*Set exercise*
Write each line exactly as it stands, from the line containing "What data was" through the end of the data.

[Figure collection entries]
┄┄┄┄┄┄

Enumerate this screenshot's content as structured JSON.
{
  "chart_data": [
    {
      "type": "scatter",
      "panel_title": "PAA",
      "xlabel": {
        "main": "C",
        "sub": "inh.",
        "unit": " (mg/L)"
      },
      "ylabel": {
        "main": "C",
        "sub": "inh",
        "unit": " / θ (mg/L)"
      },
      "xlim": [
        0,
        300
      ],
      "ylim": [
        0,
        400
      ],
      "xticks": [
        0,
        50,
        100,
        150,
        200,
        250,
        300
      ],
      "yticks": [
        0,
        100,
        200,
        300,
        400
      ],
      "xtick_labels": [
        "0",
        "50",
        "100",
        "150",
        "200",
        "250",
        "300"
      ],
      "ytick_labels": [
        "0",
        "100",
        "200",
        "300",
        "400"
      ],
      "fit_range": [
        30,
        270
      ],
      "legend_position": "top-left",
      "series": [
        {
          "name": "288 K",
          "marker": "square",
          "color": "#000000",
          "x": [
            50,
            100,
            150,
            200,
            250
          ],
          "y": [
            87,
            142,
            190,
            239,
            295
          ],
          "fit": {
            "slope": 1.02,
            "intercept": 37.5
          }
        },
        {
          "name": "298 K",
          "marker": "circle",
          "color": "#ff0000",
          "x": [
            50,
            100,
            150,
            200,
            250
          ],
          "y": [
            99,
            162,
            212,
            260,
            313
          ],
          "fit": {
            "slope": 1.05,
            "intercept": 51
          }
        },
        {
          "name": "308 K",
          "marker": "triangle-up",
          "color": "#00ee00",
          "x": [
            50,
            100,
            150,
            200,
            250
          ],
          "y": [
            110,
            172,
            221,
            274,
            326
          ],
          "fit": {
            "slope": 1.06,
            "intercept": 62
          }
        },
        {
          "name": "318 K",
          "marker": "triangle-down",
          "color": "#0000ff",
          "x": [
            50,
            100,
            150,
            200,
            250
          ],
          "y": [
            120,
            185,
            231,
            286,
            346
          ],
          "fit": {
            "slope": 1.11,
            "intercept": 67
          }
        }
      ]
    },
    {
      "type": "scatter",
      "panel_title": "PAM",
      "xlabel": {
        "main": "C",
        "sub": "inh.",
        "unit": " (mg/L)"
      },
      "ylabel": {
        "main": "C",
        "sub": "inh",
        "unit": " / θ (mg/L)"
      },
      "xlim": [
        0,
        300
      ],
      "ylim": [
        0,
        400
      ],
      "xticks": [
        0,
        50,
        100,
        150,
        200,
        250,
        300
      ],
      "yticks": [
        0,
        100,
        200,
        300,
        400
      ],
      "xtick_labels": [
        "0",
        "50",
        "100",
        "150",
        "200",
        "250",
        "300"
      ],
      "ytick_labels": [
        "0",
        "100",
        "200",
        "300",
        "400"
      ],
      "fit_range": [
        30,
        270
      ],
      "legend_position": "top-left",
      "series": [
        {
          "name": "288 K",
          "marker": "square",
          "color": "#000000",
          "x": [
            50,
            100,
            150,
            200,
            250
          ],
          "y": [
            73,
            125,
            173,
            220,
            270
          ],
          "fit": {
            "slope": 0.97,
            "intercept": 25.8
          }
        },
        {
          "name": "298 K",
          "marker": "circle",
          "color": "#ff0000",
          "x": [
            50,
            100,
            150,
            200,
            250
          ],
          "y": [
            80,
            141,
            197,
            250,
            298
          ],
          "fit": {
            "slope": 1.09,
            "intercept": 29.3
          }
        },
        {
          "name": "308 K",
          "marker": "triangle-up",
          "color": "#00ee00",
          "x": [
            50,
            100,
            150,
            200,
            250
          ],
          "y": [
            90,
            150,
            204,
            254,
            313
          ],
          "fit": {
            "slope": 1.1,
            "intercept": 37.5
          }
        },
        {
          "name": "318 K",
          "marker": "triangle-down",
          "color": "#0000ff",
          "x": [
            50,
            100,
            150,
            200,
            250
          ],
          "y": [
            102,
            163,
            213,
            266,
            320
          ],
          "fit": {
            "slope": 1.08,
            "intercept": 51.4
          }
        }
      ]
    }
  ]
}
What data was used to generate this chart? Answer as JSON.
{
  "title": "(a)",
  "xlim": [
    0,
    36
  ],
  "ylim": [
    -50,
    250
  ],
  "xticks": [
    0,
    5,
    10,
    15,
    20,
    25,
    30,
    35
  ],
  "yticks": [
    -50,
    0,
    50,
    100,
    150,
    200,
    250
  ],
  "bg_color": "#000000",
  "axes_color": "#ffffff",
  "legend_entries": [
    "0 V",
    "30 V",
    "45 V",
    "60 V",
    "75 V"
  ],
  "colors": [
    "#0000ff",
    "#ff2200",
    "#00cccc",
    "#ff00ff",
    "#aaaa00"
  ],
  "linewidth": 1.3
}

┄┄┄┄┄┄

*Task solution*
What data was used to generate this chart? Answer as JSON.
{
  "title": "(a)",
  "xlim": [
    0,
    36
  ],
  "ylim": [
    -50,
    250
  ],
  "xticks": [
    0,
    5,
    10,
    15,
    20,
    25,
    30,
    35
  ],
  "yticks": [
    -50,
    0,
    50,
    100,
    150,
    200,
    250
  ],
  "bg_color": "#000000",
  "axes_color": "#ffffff",
  "legend_entries": [
    "0 V",
    "30 V",
    "45 V",
    "60 V",
    "75 V"
  ],
  "colors": [
    "#0000ff",
    "#ff2200",
    "#00cccc",
    "#ff00ff",
    "#aaaa00"
  ],
  "linewidth": 1.3
}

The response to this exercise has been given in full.